Say how many lines contain "triangle"; the answer is the number alone.

Dataset rows start

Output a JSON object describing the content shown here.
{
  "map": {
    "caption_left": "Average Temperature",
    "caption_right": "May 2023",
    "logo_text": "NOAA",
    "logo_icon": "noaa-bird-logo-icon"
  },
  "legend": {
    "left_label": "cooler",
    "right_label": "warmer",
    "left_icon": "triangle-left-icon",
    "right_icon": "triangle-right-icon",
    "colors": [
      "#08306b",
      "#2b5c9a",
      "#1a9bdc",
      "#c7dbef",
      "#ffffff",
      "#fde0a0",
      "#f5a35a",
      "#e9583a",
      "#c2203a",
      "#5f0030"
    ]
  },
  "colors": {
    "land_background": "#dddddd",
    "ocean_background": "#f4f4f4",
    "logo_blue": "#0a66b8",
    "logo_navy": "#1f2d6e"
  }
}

Dataset rows end

Result for this task: 2